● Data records
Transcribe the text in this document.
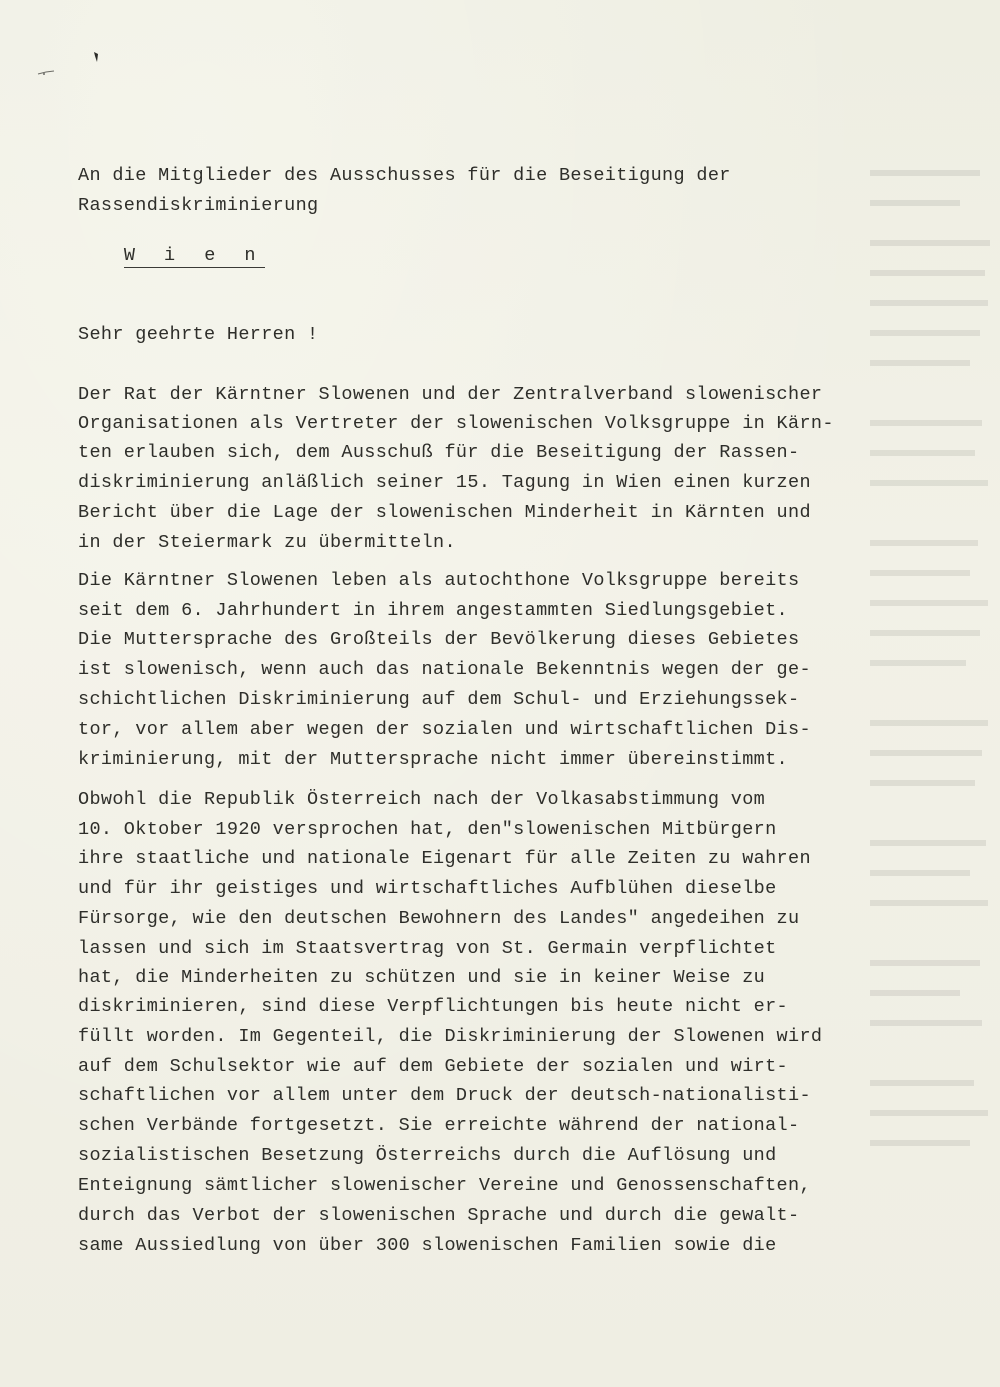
An die Mitglieder des Ausschusses für die Beseitigung der
Rassendiskriminierung

W i e n

Sehr geehrte Herren !
Der Rat der Kärntner Slowenen und der Zentralverband slowenischer
Organisationen als Vertreter der slowenischen Volksgruppe in Kärn-
ten erlauben sich, dem Ausschuß für die Beseitigung der Rassen-
diskriminierung anläßlich seiner 15. Tagung in Wien einen kurzen
Bericht über die Lage der slowenischen Minderheit in Kärnten und
in der Steiermark zu übermitteln.
Die Kärntner Slowenen leben als autochthone Volksgruppe bereits
seit dem 6. Jahrhundert in ihrem angestammten Siedlungsgebiet.
Die Muttersprache des Großteils der Bevölkerung dieses Gebietes
ist slowenisch, wenn auch das nationale Bekenntnis wegen der ge-
schichtlichen Diskriminierung auf dem Schul- und Erziehungssek-
tor, vor allem aber wegen der sozialen und wirtschaftlichen Dis-
kriminierung, mit der Muttersprache nicht immer übereinstimmt.
Obwohl die Republik Österreich nach der Volkasabstimmung vom
10. Oktober 1920 versprochen hat, den"slowenischen Mitbürgern
ihre staatliche und nationale Eigenart für alle Zeiten zu wahren
und für ihr geistiges und wirtschaftliches Aufblühen dieselbe
Fürsorge, wie den deutschen Bewohnern des Landes" angedeihen zu
lassen und sich im Staatsvertrag von St. Germain verpflichtet
hat, die Minderheiten zu schützen und sie in keiner Weise zu
diskriminieren, sind diese Verpflichtungen bis heute nicht er-
füllt worden. Im Gegenteil, die Diskriminierung der Slowenen wird
auf dem Schulsektor wie auf dem Gebiete der sozialen und wirt-
schaftlichen vor allem unter dem Druck der deutsch-nationalisti-
schen Verbände fortgesetzt. Sie erreichte während der national-
sozialistischen Besetzung Österreichs durch die Auflösung und
Enteignung sämtlicher slowenischer Vereine und Genossenschaften,
durch das Verbot der slowenischen Sprache und durch die gewalt-
same Aussiedlung von über 300 slowenischen Familien sowie die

● SET EXERCISE
Only the number is wanted: how many lines in the preceding entries hold the string "Muttersprache"?

● EXERCISE RESULT
2